# GIVEN EXERCISE
Every record here needs to be written out again exactly.

# RECORDS FOR THE EXERCISE
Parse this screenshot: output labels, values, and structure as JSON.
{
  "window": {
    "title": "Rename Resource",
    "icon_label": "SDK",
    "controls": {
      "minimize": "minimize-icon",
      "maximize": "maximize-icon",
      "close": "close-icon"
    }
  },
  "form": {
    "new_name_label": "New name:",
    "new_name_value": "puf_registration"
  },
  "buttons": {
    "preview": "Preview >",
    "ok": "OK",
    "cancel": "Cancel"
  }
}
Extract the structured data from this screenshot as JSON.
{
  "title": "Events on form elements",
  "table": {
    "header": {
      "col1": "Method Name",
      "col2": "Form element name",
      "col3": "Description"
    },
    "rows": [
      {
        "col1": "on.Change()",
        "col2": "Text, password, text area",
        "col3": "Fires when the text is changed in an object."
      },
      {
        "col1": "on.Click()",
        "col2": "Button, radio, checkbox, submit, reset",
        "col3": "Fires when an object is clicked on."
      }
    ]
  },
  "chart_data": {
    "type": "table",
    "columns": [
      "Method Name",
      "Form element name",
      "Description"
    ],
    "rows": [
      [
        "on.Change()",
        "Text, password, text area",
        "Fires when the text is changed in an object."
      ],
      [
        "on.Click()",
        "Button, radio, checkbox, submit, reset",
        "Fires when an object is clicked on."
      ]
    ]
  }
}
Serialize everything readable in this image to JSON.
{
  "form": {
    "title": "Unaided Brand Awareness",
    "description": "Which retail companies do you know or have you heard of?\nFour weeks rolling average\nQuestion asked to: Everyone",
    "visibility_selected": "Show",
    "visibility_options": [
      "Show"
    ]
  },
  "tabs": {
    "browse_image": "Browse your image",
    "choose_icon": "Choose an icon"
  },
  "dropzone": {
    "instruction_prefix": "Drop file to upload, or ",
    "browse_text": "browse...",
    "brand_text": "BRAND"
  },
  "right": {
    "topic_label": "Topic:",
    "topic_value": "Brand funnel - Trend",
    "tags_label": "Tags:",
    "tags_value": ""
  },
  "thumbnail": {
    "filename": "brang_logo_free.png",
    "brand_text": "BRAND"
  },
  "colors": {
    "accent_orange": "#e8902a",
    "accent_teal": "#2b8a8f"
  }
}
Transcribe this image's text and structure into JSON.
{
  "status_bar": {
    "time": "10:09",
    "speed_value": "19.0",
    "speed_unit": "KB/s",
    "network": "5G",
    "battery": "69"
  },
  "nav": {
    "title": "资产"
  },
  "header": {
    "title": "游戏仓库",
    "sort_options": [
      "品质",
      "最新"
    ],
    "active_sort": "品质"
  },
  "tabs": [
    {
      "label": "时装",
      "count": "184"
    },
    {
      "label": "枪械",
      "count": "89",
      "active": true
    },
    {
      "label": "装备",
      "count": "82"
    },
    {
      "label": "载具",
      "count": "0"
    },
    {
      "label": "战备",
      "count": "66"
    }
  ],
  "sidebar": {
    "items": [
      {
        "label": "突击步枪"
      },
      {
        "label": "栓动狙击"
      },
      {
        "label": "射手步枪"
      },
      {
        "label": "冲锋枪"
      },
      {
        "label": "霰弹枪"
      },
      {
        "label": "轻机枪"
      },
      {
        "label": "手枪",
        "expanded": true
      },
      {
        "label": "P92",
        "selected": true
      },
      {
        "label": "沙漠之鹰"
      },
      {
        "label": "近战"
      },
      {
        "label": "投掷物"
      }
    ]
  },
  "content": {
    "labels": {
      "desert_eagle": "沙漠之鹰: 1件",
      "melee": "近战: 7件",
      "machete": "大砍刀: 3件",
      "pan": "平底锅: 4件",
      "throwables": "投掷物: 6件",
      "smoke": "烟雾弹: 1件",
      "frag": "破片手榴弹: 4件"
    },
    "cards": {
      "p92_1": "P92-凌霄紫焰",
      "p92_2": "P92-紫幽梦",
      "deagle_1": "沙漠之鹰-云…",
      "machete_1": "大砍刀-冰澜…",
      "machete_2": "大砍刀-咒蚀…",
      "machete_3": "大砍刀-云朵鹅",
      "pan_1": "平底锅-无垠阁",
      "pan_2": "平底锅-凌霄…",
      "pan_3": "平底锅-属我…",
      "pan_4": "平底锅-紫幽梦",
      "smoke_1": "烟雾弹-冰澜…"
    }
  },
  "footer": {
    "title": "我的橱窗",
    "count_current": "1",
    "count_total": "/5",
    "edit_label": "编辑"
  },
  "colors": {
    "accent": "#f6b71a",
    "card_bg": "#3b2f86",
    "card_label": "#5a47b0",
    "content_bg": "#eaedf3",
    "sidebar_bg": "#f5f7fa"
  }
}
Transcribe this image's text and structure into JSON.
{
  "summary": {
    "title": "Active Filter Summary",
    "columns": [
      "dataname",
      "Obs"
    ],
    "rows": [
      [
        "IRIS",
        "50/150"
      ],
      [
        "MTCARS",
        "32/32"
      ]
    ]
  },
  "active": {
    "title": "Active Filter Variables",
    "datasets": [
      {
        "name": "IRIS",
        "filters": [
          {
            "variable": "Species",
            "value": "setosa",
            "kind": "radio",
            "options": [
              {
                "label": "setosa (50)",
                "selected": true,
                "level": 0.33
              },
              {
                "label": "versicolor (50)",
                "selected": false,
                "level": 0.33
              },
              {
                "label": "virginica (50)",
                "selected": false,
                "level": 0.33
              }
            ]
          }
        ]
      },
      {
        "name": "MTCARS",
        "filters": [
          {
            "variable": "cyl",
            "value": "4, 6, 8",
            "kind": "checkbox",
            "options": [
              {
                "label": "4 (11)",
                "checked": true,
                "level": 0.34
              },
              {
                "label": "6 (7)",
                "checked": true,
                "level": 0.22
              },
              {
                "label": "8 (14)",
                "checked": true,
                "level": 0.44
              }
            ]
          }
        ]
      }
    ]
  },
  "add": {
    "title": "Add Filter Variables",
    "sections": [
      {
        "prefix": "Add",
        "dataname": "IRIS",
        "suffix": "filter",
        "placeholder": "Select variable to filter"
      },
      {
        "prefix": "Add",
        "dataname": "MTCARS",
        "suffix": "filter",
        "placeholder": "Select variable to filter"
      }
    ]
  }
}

# TASK RESULT
Parse this screenshot: output labels, values, and structure as JSON.
{
  "window": {
    "title": "Rename Resource",
    "icon_label": "SDK",
    "controls": {
      "minimize": "minimize-icon",
      "maximize": "maximize-icon",
      "close": "close-icon"
    }
  },
  "form": {
    "new_name_label": "New name:",
    "new_name_value": "puf_registration"
  },
  "buttons": {
    "preview": "Preview >",
    "ok": "OK",
    "cancel": "Cancel"
  }
}
Extract the structured data from this screenshot as JSON.
{
  "title": "Events on form elements",
  "table": {
    "header": {
      "col1": "Method Name",
      "col2": "Form element name",
      "col3": "Description"
    },
    "rows": [
      {
        "col1": "on.Change()",
        "col2": "Text, password, text area",
        "col3": "Fires when the text is changed in an object."
      },
      {
        "col1": "on.Click()",
        "col2": "Button, radio, checkbox, submit, reset",
        "col3": "Fires when an object is clicked on."
      }
    ]
  },
  "chart_data": {
    "type": "table",
    "columns": [
      "Method Name",
      "Form element name",
      "Description"
    ],
    "rows": [
      [
        "on.Change()",
        "Text, password, text area",
        "Fires when the text is changed in an object."
      ],
      [
        "on.Click()",
        "Button, radio, checkbox, submit, reset",
        "Fires when an object is clicked on."
      ]
    ]
  }
}
Serialize everything readable in this image to JSON.
{
  "form": {
    "title": "Unaided Brand Awareness",
    "description": "Which retail companies do you know or have you heard of?\nFour weeks rolling average\nQuestion asked to: Everyone",
    "visibility_selected": "Show",
    "visibility_options": [
      "Show"
    ]
  },
  "tabs": {
    "browse_image": "Browse your image",
    "choose_icon": "Choose an icon"
  },
  "dropzone": {
    "instruction_prefix": "Drop file to upload, or ",
    "browse_text": "browse...",
    "brand_text": "BRAND"
  },
  "right": {
    "topic_label": "Topic:",
    "topic_value": "Brand funnel - Trend",
    "tags_label": "Tags:",
    "tags_value": ""
  },
  "thumbnail": {
    "filename": "brang_logo_free.png",
    "brand_text": "BRAND"
  },
  "colors": {
    "accent_orange": "#e8902a",
    "accent_teal": "#2b8a8f"
  }
}
Transcribe this image's text and structure into JSON.
{
  "status_bar": {
    "time": "10:09",
    "speed_value": "19.0",
    "speed_unit": "KB/s",
    "network": "5G",
    "battery": "69"
  },
  "nav": {
    "title": "资产"
  },
  "header": {
    "title": "游戏仓库",
    "sort_options": [
      "品质",
      "最新"
    ],
    "active_sort": "品质"
  },
  "tabs": [
    {
      "label": "时装",
      "count": "184"
    },
    {
      "label": "枪械",
      "count": "89",
      "active": true
    },
    {
      "label": "装备",
      "count": "82"
    },
    {
      "label": "载具",
      "count": "0"
    },
    {
      "label": "战备",
      "count": "66"
    }
  ],
  "sidebar": {
    "items": [
      {
        "label": "突击步枪"
      },
      {
        "label": "栓动狙击"
      },
      {
        "label": "射手步枪"
      },
      {
        "label": "冲锋枪"
      },
      {
        "label": "霰弹枪"
      },
      {
        "label": "轻机枪"
      },
      {
        "label": "手枪",
        "expanded": true
      },
      {
        "label": "P92",
        "selected": true
      },
      {
        "label": "沙漠之鹰"
      },
      {
        "label": "近战"
      },
      {
        "label": "投掷物"
      }
    ]
  },
  "content": {
    "labels": {
      "desert_eagle": "沙漠之鹰: 1件",
      "melee": "近战: 7件",
      "machete": "大砍刀: 3件",
      "pan": "平底锅: 4件",
      "throwables": "投掷物: 6件",
      "smoke": "烟雾弹: 1件",
      "frag": "破片手榴弹: 4件"
    },
    "cards": {
      "p92_1": "P92-凌霄紫焰",
      "p92_2": "P92-紫幽梦",
      "deagle_1": "沙漠之鹰-云…",
      "machete_1": "大砍刀-冰澜…",
      "machete_2": "大砍刀-咒蚀…",
      "machete_3": "大砍刀-云朵鹅",
      "pan_1": "平底锅-无垠阁",
      "pan_2": "平底锅-凌霄…",
      "pan_3": "平底锅-属我…",
      "pan_4": "平底锅-紫幽梦",
      "smoke_1": "烟雾弹-冰澜…"
    }
  },
  "footer": {
    "title": "我的橱窗",
    "count_current": "1",
    "count_total": "/5",
    "edit_label": "编辑"
  },
  "colors": {
    "accent": "#f6b71a",
    "card_bg": "#3b2f86",
    "card_label": "#5a47b0",
    "content_bg": "#eaedf3",
    "sidebar_bg": "#f5f7fa"
  }
}
Transcribe this image's text and structure into JSON.
{
  "summary": {
    "title": "Active Filter Summary",
    "columns": [
      "dataname",
      "Obs"
    ],
    "rows": [
      [
        "IRIS",
        "50/150"
      ],
      [
        "MTCARS",
        "32/32"
      ]
    ]
  },
  "active": {
    "title": "Active Filter Variables",
    "datasets": [
      {
        "name": "IRIS",
        "filters": [
          {
            "variable": "Species",
            "value": "setosa",
            "kind": "radio",
            "options": [
              {
                "label": "setosa (50)",
                "selected": true,
                "level": 0.33
              },
              {
                "label": "versicolor (50)",
                "selected": false,
                "level": 0.33
              },
              {
                "label": "virginica (50)",
                "selected": false,
                "level": 0.33
              }
            ]
          }
        ]
      },
      {
        "name": "MTCARS",
        "filters": [
          {
            "variable": "cyl",
            "value": "4, 6, 8",
            "kind": "checkbox",
            "options": [
              {
                "label": "4 (11)",
                "checked": true,
                "level": 0.34
              },
              {
                "label": "6 (7)",
                "checked": true,
                "level": 0.22
              },
              {
                "label": "8 (14)",
                "checked": true,
                "level": 0.44
              }
            ]
          }
        ]
      }
    ]
  },
  "add": {
    "title": "Add Filter Variables",
    "sections": [
      {
        "prefix": "Add",
        "dataname": "IRIS",
        "suffix": "filter",
        "placeholder": "Select variable to filter"
      },
      {
        "prefix": "Add",
        "dataname": "MTCARS",
        "suffix": "filter",
        "placeholder": "Select variable to filter"
      }
    ]
  }
}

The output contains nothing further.